What is being asked:
Tally the lines in the records underneath that contain the string "JSON", and state the figure by itself.

===============

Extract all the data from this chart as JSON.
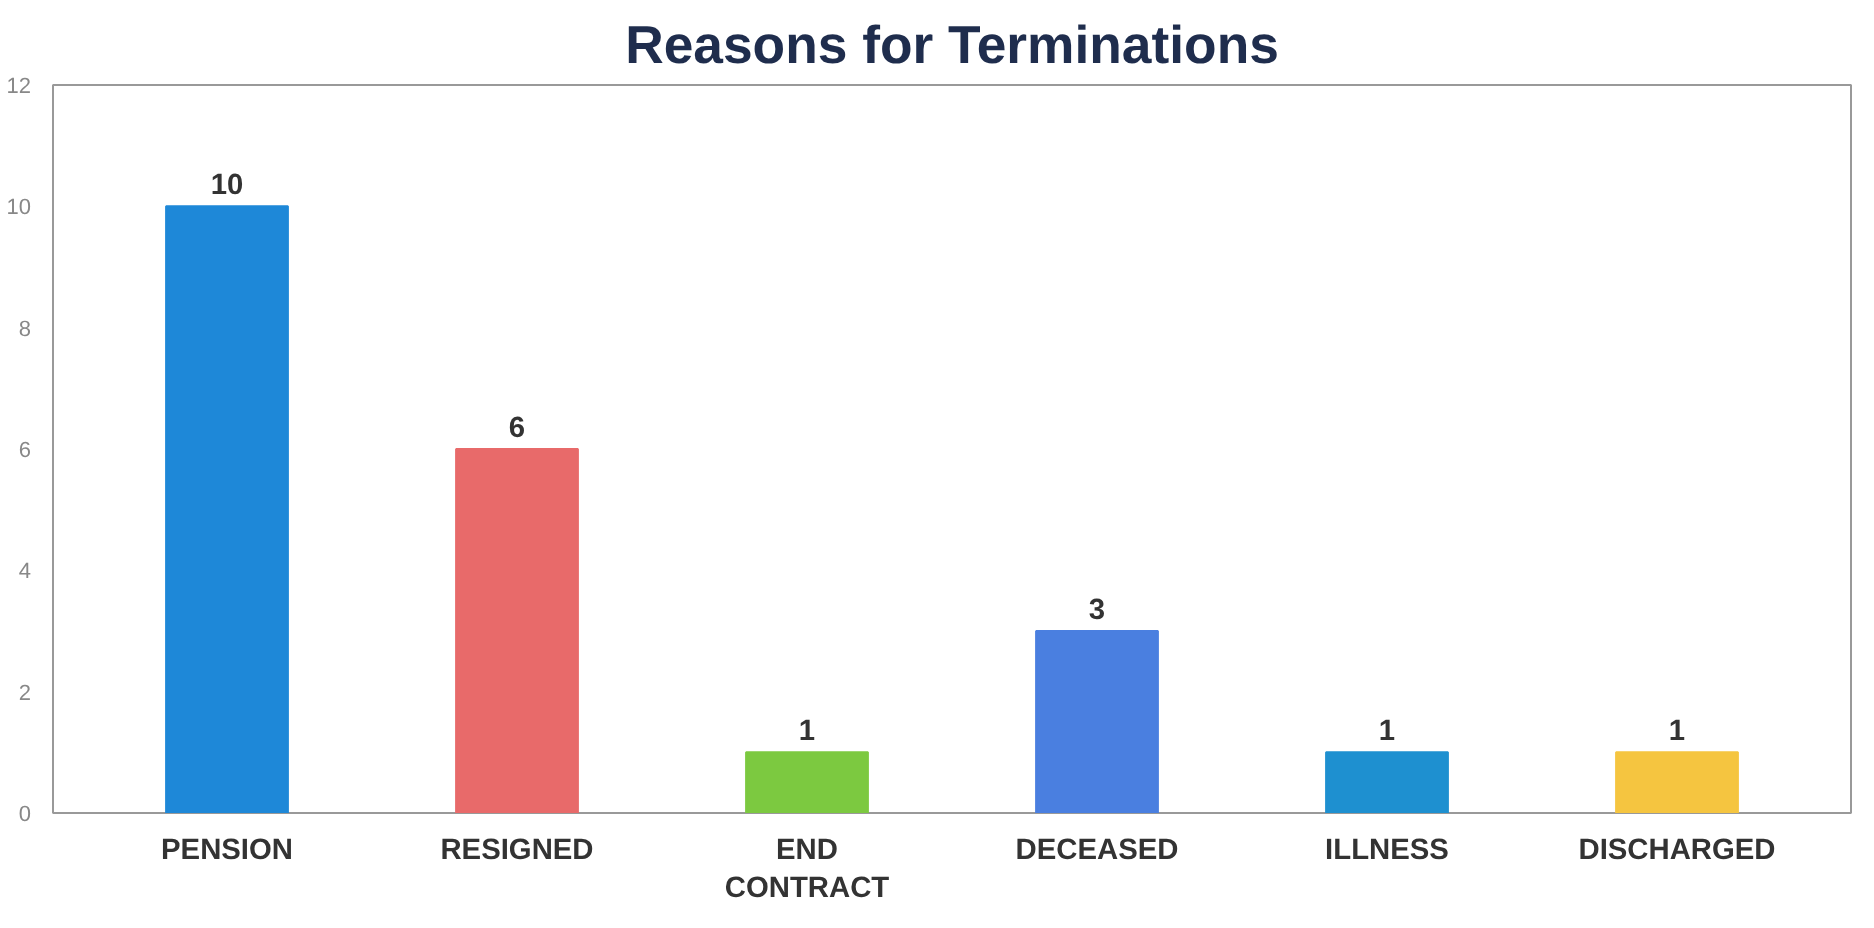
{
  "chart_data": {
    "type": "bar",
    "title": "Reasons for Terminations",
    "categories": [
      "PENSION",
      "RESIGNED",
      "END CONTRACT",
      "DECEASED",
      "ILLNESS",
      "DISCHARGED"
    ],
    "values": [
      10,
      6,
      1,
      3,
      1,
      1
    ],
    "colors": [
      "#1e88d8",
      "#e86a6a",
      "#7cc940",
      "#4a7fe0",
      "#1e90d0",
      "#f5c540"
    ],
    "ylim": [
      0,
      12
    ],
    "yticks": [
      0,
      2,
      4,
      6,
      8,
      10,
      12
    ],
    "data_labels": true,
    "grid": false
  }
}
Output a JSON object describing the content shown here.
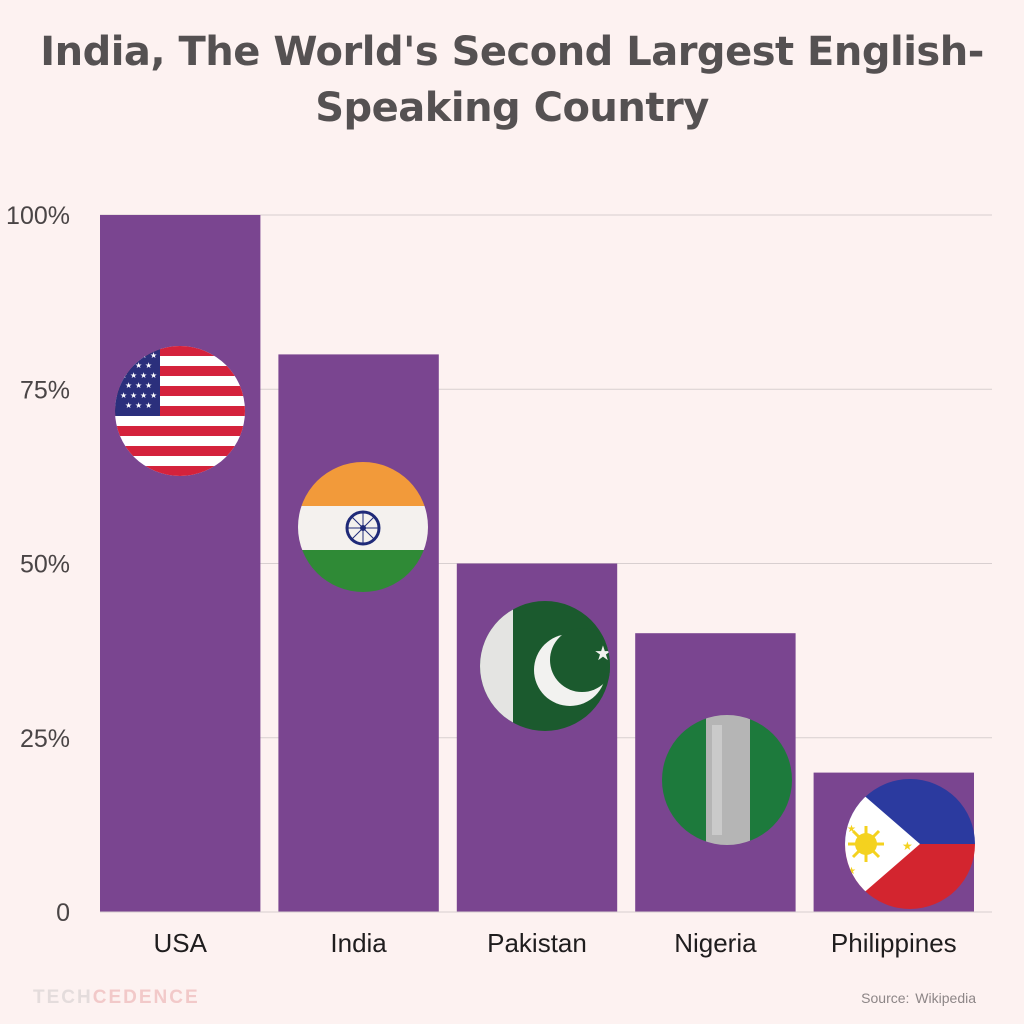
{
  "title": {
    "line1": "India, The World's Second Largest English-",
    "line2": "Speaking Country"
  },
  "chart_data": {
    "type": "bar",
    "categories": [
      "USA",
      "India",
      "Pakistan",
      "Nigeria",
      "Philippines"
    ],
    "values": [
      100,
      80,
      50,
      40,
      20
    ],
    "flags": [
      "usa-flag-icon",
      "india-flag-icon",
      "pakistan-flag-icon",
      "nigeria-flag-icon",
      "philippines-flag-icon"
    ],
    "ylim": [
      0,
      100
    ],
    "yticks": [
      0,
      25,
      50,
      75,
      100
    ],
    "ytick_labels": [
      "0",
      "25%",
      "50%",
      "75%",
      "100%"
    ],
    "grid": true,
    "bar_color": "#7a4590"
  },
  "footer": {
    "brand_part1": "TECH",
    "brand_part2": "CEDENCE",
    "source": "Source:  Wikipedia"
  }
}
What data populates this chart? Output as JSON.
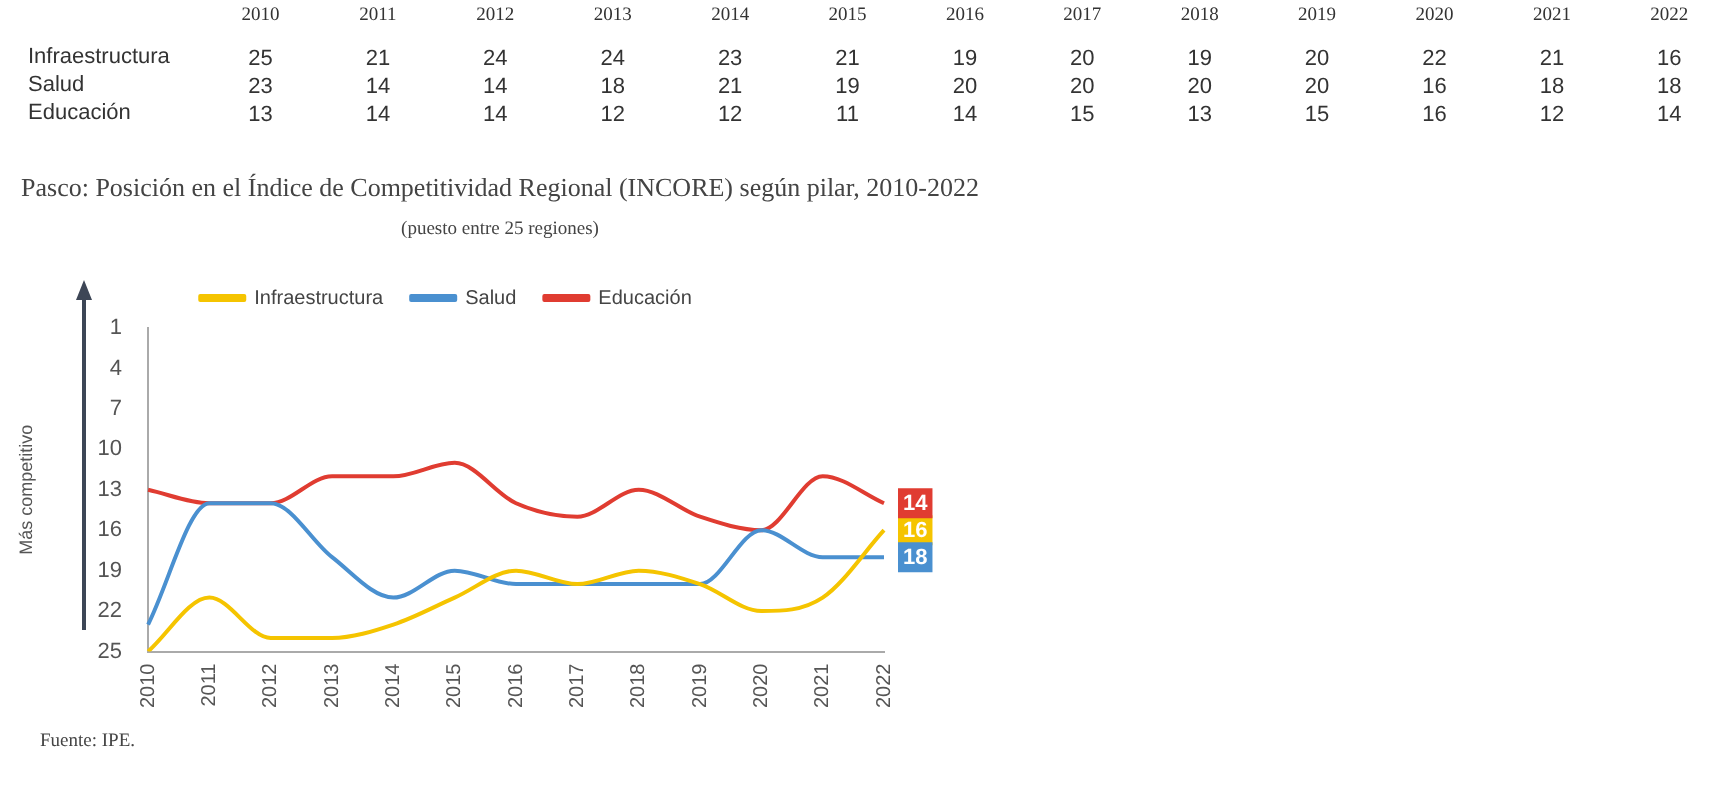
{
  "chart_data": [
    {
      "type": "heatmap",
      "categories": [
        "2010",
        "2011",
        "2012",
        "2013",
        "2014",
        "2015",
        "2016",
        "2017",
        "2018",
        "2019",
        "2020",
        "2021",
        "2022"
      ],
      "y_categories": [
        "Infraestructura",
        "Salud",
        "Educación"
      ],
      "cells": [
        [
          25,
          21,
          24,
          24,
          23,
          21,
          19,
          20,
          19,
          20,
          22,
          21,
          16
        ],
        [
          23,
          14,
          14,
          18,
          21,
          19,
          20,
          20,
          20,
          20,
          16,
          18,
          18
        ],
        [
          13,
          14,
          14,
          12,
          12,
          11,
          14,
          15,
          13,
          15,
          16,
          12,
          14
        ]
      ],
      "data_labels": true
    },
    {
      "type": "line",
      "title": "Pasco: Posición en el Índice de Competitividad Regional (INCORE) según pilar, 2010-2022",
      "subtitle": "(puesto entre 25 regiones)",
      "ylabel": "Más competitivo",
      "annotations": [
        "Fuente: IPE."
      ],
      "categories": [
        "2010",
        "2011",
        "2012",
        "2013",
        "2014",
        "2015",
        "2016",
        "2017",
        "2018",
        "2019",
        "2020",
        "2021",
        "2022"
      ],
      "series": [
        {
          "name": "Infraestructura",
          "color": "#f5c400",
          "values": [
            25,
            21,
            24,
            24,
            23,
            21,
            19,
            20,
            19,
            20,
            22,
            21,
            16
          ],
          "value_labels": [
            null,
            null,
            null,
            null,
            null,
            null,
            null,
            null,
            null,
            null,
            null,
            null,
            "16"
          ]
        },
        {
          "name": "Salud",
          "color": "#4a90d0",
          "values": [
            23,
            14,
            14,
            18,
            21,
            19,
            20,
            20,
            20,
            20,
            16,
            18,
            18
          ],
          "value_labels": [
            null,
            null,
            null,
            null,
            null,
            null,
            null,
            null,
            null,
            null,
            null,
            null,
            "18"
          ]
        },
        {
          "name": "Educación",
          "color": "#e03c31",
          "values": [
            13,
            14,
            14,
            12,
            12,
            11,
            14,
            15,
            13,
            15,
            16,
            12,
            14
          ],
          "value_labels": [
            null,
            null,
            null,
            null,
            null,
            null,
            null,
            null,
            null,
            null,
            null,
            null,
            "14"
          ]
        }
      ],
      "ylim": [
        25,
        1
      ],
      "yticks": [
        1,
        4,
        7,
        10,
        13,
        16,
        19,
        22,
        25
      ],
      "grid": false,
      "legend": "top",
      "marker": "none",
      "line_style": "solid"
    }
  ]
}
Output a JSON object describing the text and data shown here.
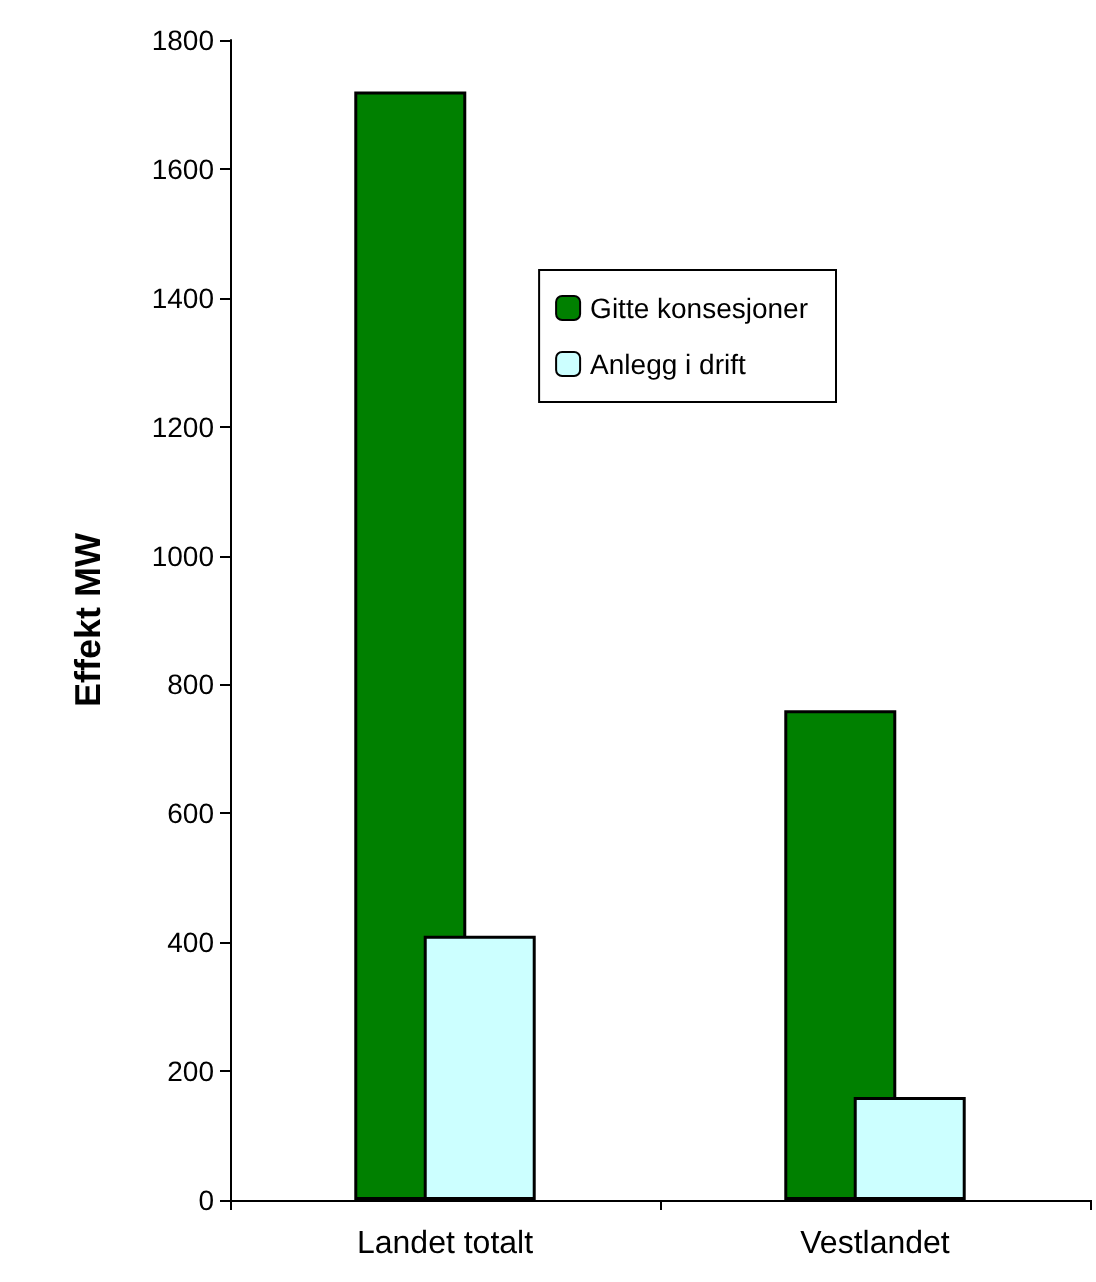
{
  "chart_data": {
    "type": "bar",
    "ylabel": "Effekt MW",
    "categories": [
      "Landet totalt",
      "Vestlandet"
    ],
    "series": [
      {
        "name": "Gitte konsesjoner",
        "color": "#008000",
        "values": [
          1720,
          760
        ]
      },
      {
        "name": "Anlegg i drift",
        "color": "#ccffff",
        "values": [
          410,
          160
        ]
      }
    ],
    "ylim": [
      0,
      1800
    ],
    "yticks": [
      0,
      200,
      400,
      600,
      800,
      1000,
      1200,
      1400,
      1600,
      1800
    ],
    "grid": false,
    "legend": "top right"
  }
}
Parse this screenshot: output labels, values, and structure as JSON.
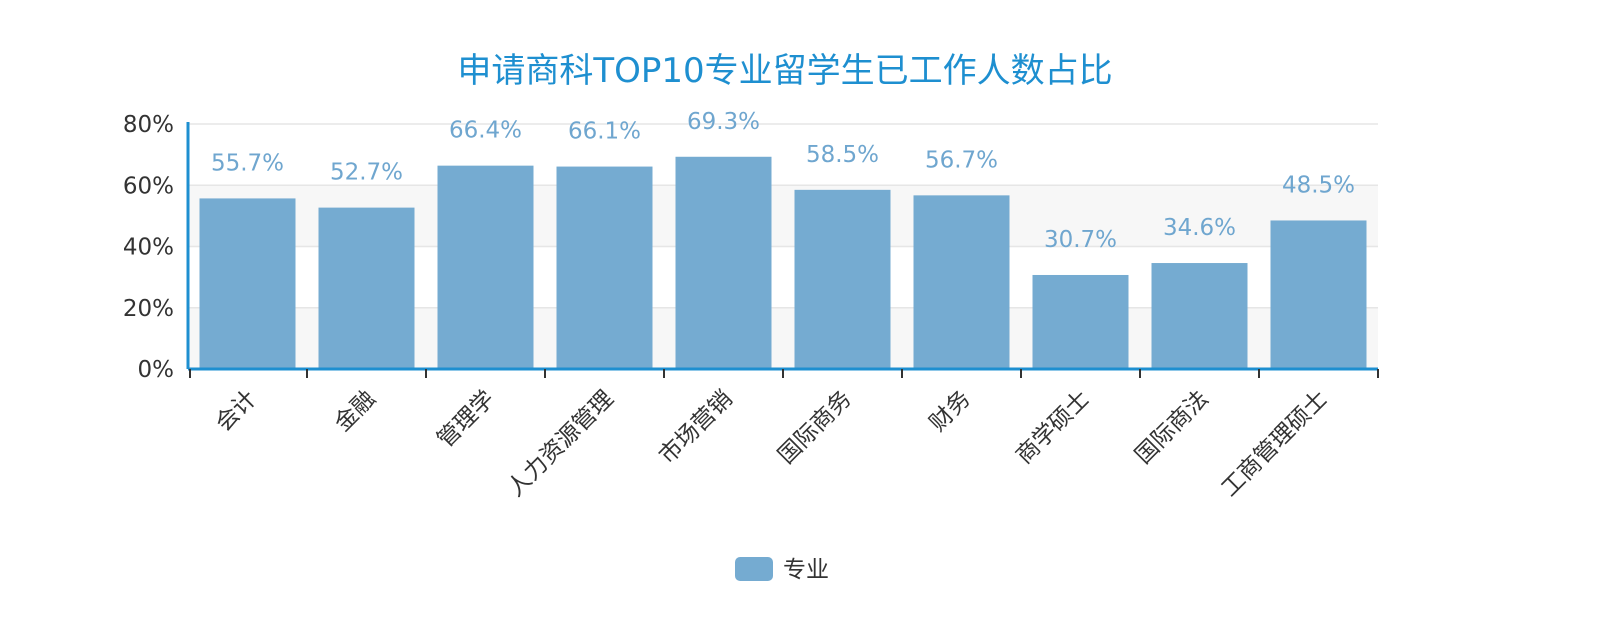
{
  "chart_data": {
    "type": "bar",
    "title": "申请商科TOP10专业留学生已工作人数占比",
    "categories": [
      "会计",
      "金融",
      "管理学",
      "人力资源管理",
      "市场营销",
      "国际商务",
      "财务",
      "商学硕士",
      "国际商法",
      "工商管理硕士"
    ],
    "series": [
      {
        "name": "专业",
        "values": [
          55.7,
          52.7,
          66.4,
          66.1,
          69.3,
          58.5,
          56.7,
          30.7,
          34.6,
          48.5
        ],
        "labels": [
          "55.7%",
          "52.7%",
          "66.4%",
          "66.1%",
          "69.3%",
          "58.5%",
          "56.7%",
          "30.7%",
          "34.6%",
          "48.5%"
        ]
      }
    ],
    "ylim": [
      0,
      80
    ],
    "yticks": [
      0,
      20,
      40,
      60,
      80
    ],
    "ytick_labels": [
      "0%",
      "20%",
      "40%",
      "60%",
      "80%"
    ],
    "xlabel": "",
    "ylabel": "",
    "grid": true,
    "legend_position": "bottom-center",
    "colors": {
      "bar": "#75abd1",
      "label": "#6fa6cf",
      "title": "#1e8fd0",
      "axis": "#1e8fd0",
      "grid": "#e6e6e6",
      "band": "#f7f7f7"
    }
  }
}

===============

Solved problem:
5